WHAT IS BEING ASKED: Isolate every line in the data with the string "title" and copy it.

PROVIDED RECORDS:
══════════

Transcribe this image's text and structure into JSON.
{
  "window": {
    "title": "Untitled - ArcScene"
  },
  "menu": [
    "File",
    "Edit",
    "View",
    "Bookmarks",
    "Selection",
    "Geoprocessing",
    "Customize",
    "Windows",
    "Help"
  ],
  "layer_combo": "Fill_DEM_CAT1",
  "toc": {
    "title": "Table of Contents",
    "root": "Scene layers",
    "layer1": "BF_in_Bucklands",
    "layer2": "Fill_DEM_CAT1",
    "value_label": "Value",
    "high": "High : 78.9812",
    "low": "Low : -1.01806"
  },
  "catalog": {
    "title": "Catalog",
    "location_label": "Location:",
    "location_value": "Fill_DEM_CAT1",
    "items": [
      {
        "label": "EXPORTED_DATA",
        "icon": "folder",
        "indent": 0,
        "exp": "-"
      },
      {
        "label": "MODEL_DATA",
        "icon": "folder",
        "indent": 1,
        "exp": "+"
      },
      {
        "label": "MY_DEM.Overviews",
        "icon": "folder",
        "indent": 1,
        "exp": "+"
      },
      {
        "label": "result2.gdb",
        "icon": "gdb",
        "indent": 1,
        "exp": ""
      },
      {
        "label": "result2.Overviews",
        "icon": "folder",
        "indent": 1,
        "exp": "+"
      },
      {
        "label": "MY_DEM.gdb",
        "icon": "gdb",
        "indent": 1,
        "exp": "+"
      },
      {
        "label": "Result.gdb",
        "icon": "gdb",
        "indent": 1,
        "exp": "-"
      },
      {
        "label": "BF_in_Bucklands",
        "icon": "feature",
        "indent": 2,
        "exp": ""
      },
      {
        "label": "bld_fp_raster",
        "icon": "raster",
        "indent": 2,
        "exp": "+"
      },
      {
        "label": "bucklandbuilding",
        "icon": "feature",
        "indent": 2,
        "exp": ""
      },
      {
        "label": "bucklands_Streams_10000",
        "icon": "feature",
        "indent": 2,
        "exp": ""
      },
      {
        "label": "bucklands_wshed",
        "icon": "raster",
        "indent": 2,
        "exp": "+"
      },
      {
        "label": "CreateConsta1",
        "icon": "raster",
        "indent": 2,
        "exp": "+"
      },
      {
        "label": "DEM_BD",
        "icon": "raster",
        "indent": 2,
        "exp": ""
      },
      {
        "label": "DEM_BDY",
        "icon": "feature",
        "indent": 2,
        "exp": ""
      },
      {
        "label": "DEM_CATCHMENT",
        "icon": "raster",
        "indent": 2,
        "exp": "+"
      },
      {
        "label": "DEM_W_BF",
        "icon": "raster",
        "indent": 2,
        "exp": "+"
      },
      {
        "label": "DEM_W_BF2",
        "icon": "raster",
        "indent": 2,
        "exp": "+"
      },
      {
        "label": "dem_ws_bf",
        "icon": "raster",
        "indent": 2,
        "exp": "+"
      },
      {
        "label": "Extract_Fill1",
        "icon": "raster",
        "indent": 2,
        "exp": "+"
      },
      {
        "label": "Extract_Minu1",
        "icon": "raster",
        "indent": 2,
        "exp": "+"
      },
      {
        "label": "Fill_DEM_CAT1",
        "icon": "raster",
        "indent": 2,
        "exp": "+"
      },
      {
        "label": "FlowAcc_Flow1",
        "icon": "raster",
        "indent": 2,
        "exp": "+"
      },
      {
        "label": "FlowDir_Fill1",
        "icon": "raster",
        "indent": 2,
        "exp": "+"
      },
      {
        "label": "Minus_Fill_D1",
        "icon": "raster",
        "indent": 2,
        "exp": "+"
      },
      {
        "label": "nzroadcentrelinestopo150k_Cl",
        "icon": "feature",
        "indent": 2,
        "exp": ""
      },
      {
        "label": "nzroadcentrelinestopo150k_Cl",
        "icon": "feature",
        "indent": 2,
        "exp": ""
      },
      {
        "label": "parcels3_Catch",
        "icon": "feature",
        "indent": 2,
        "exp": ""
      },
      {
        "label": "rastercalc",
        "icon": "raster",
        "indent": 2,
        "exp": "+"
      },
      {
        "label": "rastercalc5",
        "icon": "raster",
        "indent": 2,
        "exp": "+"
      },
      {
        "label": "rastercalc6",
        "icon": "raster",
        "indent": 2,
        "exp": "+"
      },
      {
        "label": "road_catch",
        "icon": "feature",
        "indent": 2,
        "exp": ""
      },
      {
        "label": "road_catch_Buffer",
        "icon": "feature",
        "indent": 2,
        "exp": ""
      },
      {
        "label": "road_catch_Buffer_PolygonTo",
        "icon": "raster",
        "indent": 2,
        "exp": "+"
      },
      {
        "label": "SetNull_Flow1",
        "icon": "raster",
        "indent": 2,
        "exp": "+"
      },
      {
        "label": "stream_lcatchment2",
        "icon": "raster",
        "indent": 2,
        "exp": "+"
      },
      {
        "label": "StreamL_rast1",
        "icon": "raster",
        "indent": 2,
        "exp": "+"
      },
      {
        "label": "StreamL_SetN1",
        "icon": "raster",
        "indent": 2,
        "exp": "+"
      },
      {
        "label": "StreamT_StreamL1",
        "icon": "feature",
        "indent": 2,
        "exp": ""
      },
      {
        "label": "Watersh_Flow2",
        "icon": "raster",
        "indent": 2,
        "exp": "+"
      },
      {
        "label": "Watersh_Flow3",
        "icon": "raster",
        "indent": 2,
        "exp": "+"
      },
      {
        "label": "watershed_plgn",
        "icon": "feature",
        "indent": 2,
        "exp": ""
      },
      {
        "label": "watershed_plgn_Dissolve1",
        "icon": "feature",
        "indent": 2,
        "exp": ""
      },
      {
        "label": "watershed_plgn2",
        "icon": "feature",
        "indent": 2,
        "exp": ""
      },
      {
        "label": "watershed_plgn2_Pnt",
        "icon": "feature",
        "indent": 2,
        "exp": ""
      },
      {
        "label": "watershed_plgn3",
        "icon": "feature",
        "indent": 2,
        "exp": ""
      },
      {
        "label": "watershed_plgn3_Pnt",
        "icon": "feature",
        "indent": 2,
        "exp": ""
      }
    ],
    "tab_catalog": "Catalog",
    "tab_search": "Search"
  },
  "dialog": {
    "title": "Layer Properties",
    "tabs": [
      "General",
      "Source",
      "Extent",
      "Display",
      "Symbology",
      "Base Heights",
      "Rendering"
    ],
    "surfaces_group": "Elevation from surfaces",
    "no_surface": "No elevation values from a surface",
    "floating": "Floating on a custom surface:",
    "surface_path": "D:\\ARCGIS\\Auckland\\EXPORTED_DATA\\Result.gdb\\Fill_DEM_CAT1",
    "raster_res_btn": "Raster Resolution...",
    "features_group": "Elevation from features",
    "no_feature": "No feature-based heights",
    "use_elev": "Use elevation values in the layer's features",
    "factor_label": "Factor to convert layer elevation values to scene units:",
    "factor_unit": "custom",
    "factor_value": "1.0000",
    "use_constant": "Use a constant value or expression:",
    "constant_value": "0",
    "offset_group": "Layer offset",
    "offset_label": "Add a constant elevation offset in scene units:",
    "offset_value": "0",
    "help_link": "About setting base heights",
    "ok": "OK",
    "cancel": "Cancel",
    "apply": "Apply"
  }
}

══════════

OUTPUT OF THE TASK:
    "title": "Untitled - ArcScene"
    "title": "Table of Contents",
    "title": "Catalog",
    "title": "Layer Properties",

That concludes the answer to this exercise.